• [What to work on]: Write out every entry exactly as given, but omit the pictures.

* Begin *

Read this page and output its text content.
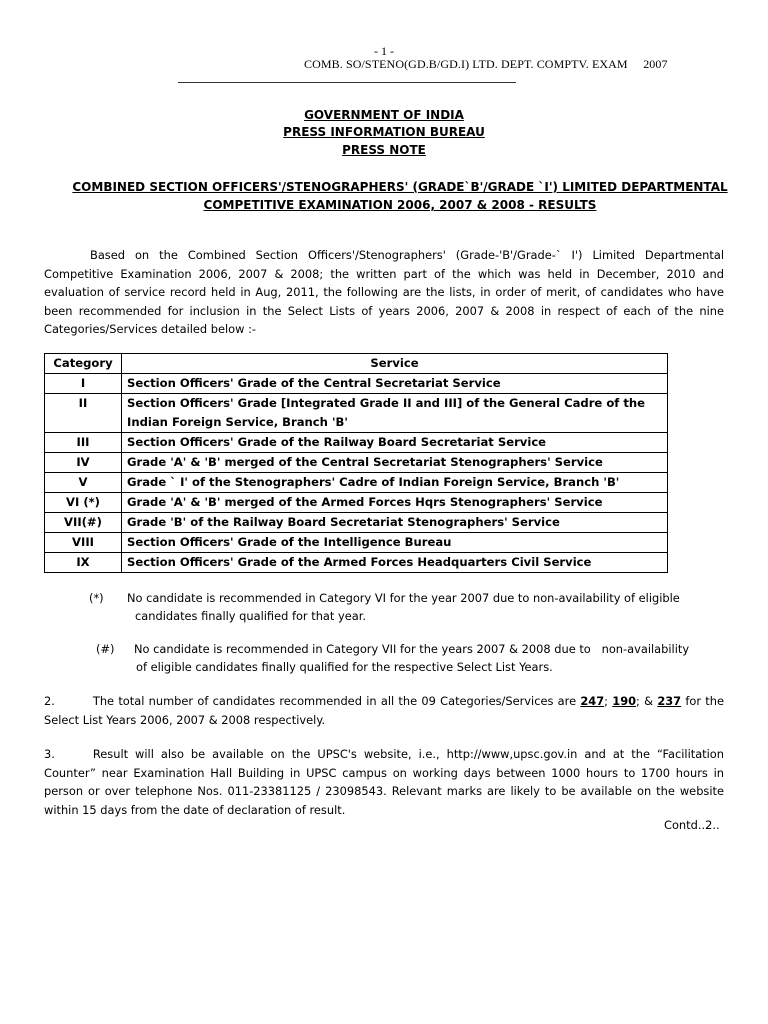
- 1 -
COMB. SO/STENO(GD.B/GD.I) LTD. DEPT. COMPTV. EXAM     2007
GOVERNMENT OF INDIA
PRESS INFORMATION BUREAU
PRESS NOTE
COMBINED SECTION OFFICERS'/STENOGRAPHERS' (GRADE`B'/GRADE `I') LIMITED DEPARTMENTAL
COMPETITIVE EXAMINATION 2006, 2007 & 2008 - RESULTS
Based on the Combined Section Officers'/Stenographers' (Grade-'B'/Grade-` I') Limited Departmental Competitive Examination 2006, 2007 & 2008; the written part of the which was held in December, 2010 and evaluation of service record held in Aug, 2011, the following are the lists, in order of merit, of candidates who have been recommended for inclusion in the Select Lists of years 2006, 2007 & 2008 in respect of each of the nine Categories/Services detailed below :-
Category	Service
I	Section Officers' Grade of the Central Secretariat Service
II	Section Officers' Grade [Integrated Grade II and III] of the General Cadre of the Indian Foreign Service, Branch 'B'
III	Section Officers' Grade of the Railway Board Secretariat Service
IV	Grade 'A' & 'B' merged of the Central Secretariat Stenographers' Service
V	Grade ` I' of the Stenographers' Cadre of Indian Foreign Service, Branch 'B'
VI (*)	Grade 'A' & 'B' merged of the Armed Forces Hqrs Stenographers' Service
VII(#)	Grade 'B' of the Railway Board Secretariat Stenographers' Service
VIII	Section Officers' Grade of the Intelligence Bureau
IX	Section Officers' Grade of the Armed Forces Headquarters Civil Service
(*) No candidate is recommended in Category VI for the year 2007 due to non-availability of eligible
candidates finally qualified for that year.
(#) No candidate is recommended in Category VII for the years 2007 & 2008 due to   non-availability
of eligible candidates finally qualified for the respective Select List Years.
2.	The total number of candidates recommended in all the 09 Categories/Services are 247; 190; & 237 for the Select List Years 2006, 2007 & 2008 respectively.
3.	Result will also be available on the UPSC's website, i.e., http://www,upsc.gov.in and at the “Facilitation Counter” near Examination Hall Building in UPSC campus on working days between 1000 hours to 1700 hours in person or over telephone Nos. 011-23381125 / 23098543. Relevant marks are likely to be available on the website within 15 days from the date of declaration of result.
Contd..2..
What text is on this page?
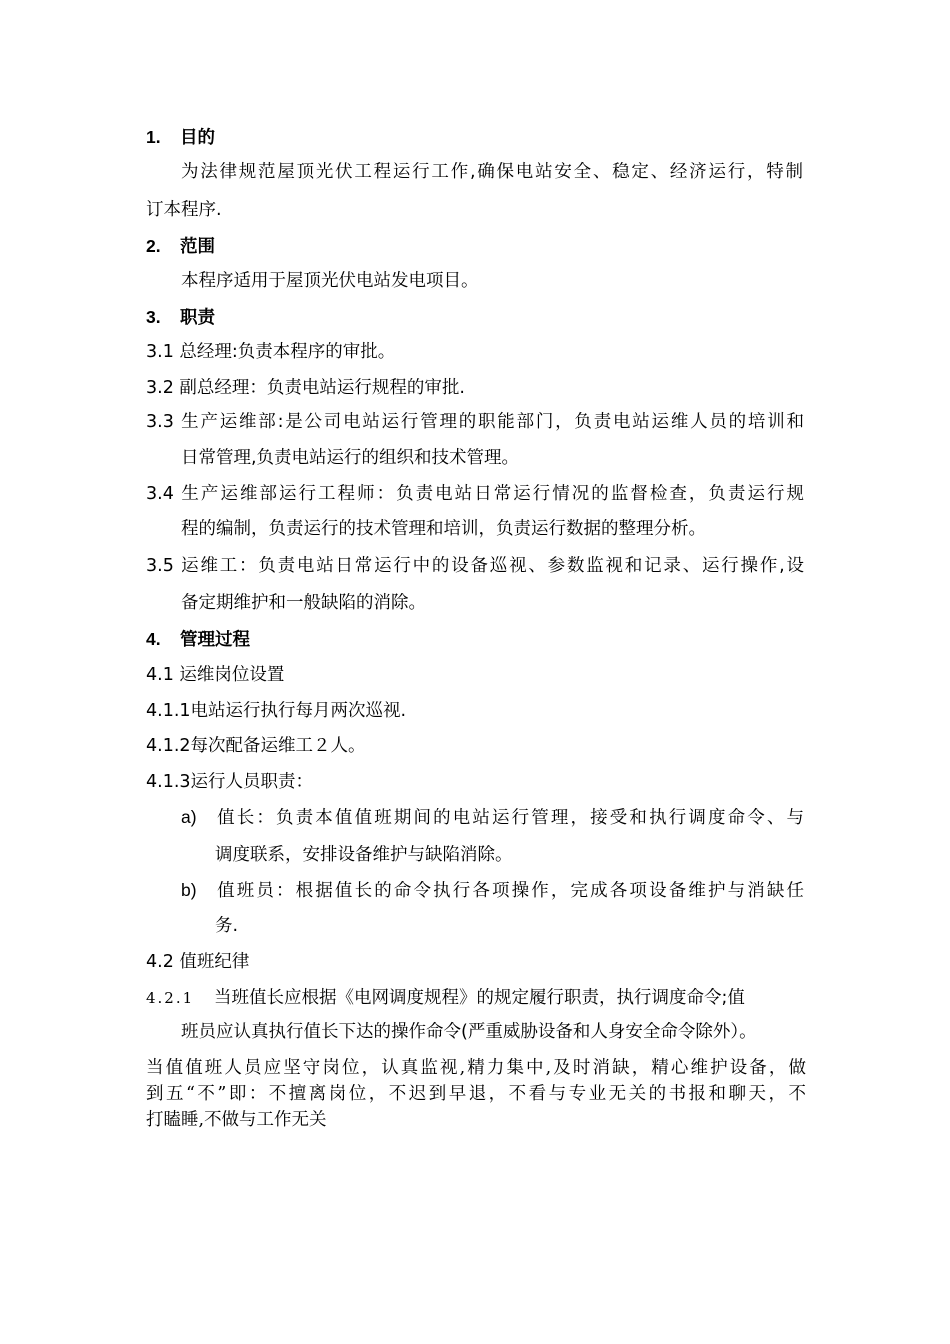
1. 目的
为法律规范屋顶光伏工程运行工作,确保电站安全、稳定、经济运行，特制
订本程序.
2. 范围
本程序适用于屋顶光伏电站发电项目。
3. 职责
3.1 总经理:负责本程序的审批。
3.2 副总经理：负责电站运行规程的审批.
3.3 生产运维部:是公司电站运行管理的职能部门，负责电站运维人员的培训和
日常管理,负责电站运行的组织和技术管理。
3.4 生产运维部运行工程师：负责电站日常运行情况的监督检查，负责运行规
程的编制，负责运行的技术管理和培训，负责运行数据的整理分析。
3.5 运维工：负责电站日常运行中的设备巡视、参数监视和记录、运行操作,设
备定期维护和一般缺陷的消除。
4. 管理过程
4.1 运维岗位设置
4.1.1电站运行执行每月两次巡视.
4.1.2每次配备运维工２人。
4.1.3运行人员职责：
a) 值长：负责本值值班期间的电站运行管理，接受和执行调度命令、与
调度联系，安排设备维护与缺陷消除。
b) 值班员：根据值长的命令执行各项操作，完成各项设备维护与消缺任
务.
4.2 值班纪律
4.2.1 当班值长应根据《电网调度规程》的规定履行职责，执行调度命令;值
班员应认真执行值长下达的操作命令(严重威胁设备和人身安全命令除外）。
当值值班人员应坚守岗位，认真监视,精力集中,及时消缺，精心维护设备，做
到五“不”即：不擅离岗位，不迟到早退，不看与专业无关的书报和聊天，不
打瞌睡,不做与工作无关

* End *

• [Exercise output]:
Read this page and output its text content.
- 1 -
COMB. SO/STENO(GD.B/GD.I) LTD. DEPT. COMPTV. EXAM     2007
GOVERNMENT OF INDIA
PRESS INFORMATION BUREAU
PRESS NOTE
COMBINED SECTION OFFICERS'/STENOGRAPHERS' (GRADE`B'/GRADE `I') LIMITED DEPARTMENTAL
COMPETITIVE EXAMINATION 2006, 2007 & 2008 - RESULTS
Based on the Combined Section Officers'/Stenographers' (Grade-'B'/Grade-` I') Limited Departmental Competitive Examination 2006, 2007 & 2008; the written part of the which was held in December, 2010 and evaluation of service record held in Aug, 2011, the following are the lists, in order of merit, of candidates who have been recommended for inclusion in the Select Lists of years 2006, 2007 & 2008 in respect of each of the nine Categories/Services detailed below :-
Category	Service
I	Section Officers' Grade of the Central Secretariat Service
II	Section Officers' Grade [Integrated Grade II and III] of the General Cadre of the Indian Foreign Service, Branch 'B'
III	Section Officers' Grade of the Railway Board Secretariat Service
IV	Grade 'A' & 'B' merged of the Central Secretariat Stenographers' Service
V	Grade ` I' of the Stenographers' Cadre of Indian Foreign Service, Branch 'B'
VI (*)	Grade 'A' & 'B' merged of the Armed Forces Hqrs Stenographers' Service
VII(#)	Grade 'B' of the Railway Board Secretariat Stenographers' Service
VIII	Section Officers' Grade of the Intelligence Bureau
IX	Section Officers' Grade of the Armed Forces Headquarters Civil Service
(*) No candidate is recommended in Category VI for the year 2007 due to non-availability of eligible
candidates finally qualified for that year.
(#) No candidate is recommended in Category VII for the years 2007 & 2008 due to   non-availability
of eligible candidates finally qualified for the respective Select List Years.
2.	The total number of candidates recommended in all the 09 Categories/Services are 247; 190; & 237 for the Select List Years 2006, 2007 & 2008 respectively.
3.	Result will also be available on the UPSC's website, i.e., http://www,upsc.gov.in and at the “Facilitation Counter” near Examination Hall Building in UPSC campus on working days between 1000 hours to 1700 hours in person or over telephone Nos. 011-23381125 / 23098543. Relevant marks are likely to be available on the website within 15 days from the date of declaration of result.
Contd..2..
What text is on this page?
1. 目的
为法律规范屋顶光伏工程运行工作,确保电站安全、稳定、经济运行，特制
订本程序.
2. 范围
本程序适用于屋顶光伏电站发电项目。
3. 职责
3.1 总经理:负责本程序的审批。
3.2 副总经理：负责电站运行规程的审批.
3.3 生产运维部:是公司电站运行管理的职能部门，负责电站运维人员的培训和
日常管理,负责电站运行的组织和技术管理。
3.4 生产运维部运行工程师：负责电站日常运行情况的监督检查，负责运行规
程的编制，负责运行的技术管理和培训，负责运行数据的整理分析。
3.5 运维工：负责电站日常运行中的设备巡视、参数监视和记录、运行操作,设
备定期维护和一般缺陷的消除。
4. 管理过程
4.1 运维岗位设置
4.1.1电站运行执行每月两次巡视.
4.1.2每次配备运维工２人。
4.1.3运行人员职责：
a) 值长：负责本值值班期间的电站运行管理，接受和执行调度命令、与
调度联系，安排设备维护与缺陷消除。
b) 值班员：根据值长的命令执行各项操作，完成各项设备维护与消缺任
务.
4.2 值班纪律
4.2.1 当班值长应根据《电网调度规程》的规定履行职责，执行调度命令;值
班员应认真执行值长下达的操作命令(严重威胁设备和人身安全命令除外）。
当值值班人员应坚守岗位，认真监视,精力集中,及时消缺，精心维护设备，做
到五“不”即：不擅离岗位，不迟到早退，不看与专业无关的书报和聊天，不
打瞌睡,不做与工作无关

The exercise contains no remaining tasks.